Could you give the data below again, exactly and completely?

**Recorded information:**

####

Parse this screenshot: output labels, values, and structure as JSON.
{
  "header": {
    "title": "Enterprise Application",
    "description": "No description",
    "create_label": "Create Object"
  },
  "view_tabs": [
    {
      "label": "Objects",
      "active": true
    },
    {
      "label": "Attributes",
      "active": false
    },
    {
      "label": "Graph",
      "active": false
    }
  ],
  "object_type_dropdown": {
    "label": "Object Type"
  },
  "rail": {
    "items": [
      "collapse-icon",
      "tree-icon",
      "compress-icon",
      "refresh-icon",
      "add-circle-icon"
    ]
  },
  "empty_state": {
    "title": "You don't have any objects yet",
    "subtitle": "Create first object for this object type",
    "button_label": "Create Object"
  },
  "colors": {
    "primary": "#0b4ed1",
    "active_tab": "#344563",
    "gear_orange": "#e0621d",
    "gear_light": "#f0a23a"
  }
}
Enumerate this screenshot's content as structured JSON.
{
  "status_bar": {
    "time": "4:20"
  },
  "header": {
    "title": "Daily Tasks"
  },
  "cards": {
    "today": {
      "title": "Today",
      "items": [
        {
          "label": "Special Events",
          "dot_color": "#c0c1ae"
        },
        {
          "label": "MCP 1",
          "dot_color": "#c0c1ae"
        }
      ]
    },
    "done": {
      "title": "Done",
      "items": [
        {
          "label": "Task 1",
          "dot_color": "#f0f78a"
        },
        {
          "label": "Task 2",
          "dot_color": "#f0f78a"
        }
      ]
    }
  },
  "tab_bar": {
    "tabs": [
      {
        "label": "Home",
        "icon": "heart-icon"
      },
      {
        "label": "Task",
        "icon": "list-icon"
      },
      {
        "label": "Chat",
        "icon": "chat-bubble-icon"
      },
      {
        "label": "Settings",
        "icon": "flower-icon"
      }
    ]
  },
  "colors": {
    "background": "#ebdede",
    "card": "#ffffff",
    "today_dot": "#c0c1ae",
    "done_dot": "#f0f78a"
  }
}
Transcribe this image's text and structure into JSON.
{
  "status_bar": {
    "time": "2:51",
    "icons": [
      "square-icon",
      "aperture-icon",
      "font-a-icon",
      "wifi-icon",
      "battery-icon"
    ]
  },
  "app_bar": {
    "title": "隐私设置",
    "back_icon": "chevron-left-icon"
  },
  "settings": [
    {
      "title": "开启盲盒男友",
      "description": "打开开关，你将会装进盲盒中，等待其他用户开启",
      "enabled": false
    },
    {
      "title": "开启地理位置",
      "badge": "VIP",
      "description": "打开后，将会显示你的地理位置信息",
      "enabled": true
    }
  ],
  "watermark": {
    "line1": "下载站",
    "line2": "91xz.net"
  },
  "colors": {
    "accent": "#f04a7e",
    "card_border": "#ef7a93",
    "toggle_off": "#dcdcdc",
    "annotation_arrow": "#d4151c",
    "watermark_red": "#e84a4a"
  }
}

####

**Expected answer:**
Parse this screenshot: output labels, values, and structure as JSON.
{
  "header": {
    "title": "Enterprise Application",
    "description": "No description",
    "create_label": "Create Object"
  },
  "view_tabs": [
    {
      "label": "Objects",
      "active": true
    },
    {
      "label": "Attributes",
      "active": false
    },
    {
      "label": "Graph",
      "active": false
    }
  ],
  "object_type_dropdown": {
    "label": "Object Type"
  },
  "rail": {
    "items": [
      "collapse-icon",
      "tree-icon",
      "compress-icon",
      "refresh-icon",
      "add-circle-icon"
    ]
  },
  "empty_state": {
    "title": "You don't have any objects yet",
    "subtitle": "Create first object for this object type",
    "button_label": "Create Object"
  },
  "colors": {
    "primary": "#0b4ed1",
    "active_tab": "#344563",
    "gear_orange": "#e0621d",
    "gear_light": "#f0a23a"
  }
}
Enumerate this screenshot's content as structured JSON.
{
  "status_bar": {
    "time": "4:20"
  },
  "header": {
    "title": "Daily Tasks"
  },
  "cards": {
    "today": {
      "title": "Today",
      "items": [
        {
          "label": "Special Events",
          "dot_color": "#c0c1ae"
        },
        {
          "label": "MCP 1",
          "dot_color": "#c0c1ae"
        }
      ]
    },
    "done": {
      "title": "Done",
      "items": [
        {
          "label": "Task 1",
          "dot_color": "#f0f78a"
        },
        {
          "label": "Task 2",
          "dot_color": "#f0f78a"
        }
      ]
    }
  },
  "tab_bar": {
    "tabs": [
      {
        "label": "Home",
        "icon": "heart-icon"
      },
      {
        "label": "Task",
        "icon": "list-icon"
      },
      {
        "label": "Chat",
        "icon": "chat-bubble-icon"
      },
      {
        "label": "Settings",
        "icon": "flower-icon"
      }
    ]
  },
  "colors": {
    "background": "#ebdede",
    "card": "#ffffff",
    "today_dot": "#c0c1ae",
    "done_dot": "#f0f78a"
  }
}
Transcribe this image's text and structure into JSON.
{
  "status_bar": {
    "time": "2:51",
    "icons": [
      "square-icon",
      "aperture-icon",
      "font-a-icon",
      "wifi-icon",
      "battery-icon"
    ]
  },
  "app_bar": {
    "title": "隐私设置",
    "back_icon": "chevron-left-icon"
  },
  "settings": [
    {
      "title": "开启盲盒男友",
      "description": "打开开关，你将会装进盲盒中，等待其他用户开启",
      "enabled": false
    },
    {
      "title": "开启地理位置",
      "badge": "VIP",
      "description": "打开后，将会显示你的地理位置信息",
      "enabled": true
    }
  ],
  "watermark": {
    "line1": "下载站",
    "line2": "91xz.net"
  },
  "colors": {
    "accent": "#f04a7e",
    "card_border": "#ef7a93",
    "toggle_off": "#dcdcdc",
    "annotation_arrow": "#d4151c",
    "watermark_red": "#e84a4a"
  }
}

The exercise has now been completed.